(JOB) Check every line below for the string "this", and copy the lines that contain it.

(Data tied to figure images)
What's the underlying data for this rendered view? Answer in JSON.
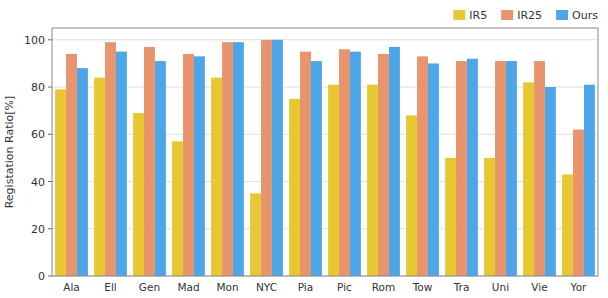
{
  "chart_data": {
    "type": "bar",
    "ylabel": "Registation Ratio[%]",
    "categories": [
      "Ala",
      "Ell",
      "Gen",
      "Mad",
      "Mon",
      "NYC",
      "Pia",
      "Pic",
      "Rom",
      "Tow",
      "Tra",
      "Uni",
      "Vie",
      "Yor"
    ],
    "series": [
      {
        "name": "IR5",
        "color": "#e8c832",
        "values": [
          79,
          84,
          69,
          57,
          84,
          35,
          75,
          81,
          81,
          68,
          50,
          50,
          82,
          43
        ]
      },
      {
        "name": "IR25",
        "color": "#e8956e",
        "values": [
          94,
          99,
          97,
          94,
          99,
          100,
          95,
          96,
          94,
          93,
          91,
          91,
          91,
          62
        ]
      },
      {
        "name": "Ours",
        "color": "#4da6e8",
        "values": [
          88,
          95,
          91,
          93,
          99,
          100,
          91,
          95,
          97,
          90,
          92,
          91,
          80,
          81
        ]
      }
    ],
    "ylim": [
      0,
      105
    ],
    "yticks": [
      0,
      20,
      40,
      60,
      80,
      100
    ],
    "grid": true,
    "legend": "upper right"
  }
}
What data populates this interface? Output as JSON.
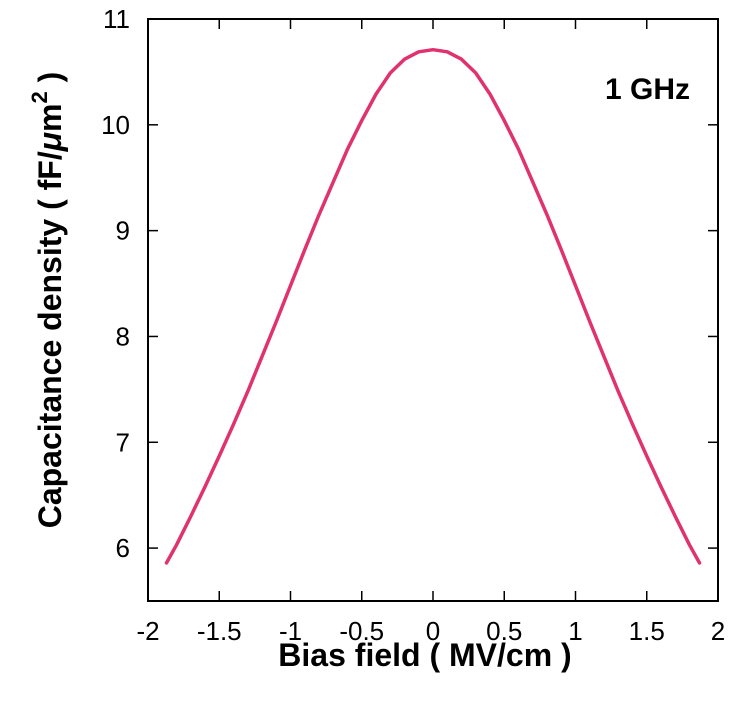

(RIGHT ANSWER)
What's the underlying data for this rendered view? Answer in JSON.
What data populates this interface? Output as JSON.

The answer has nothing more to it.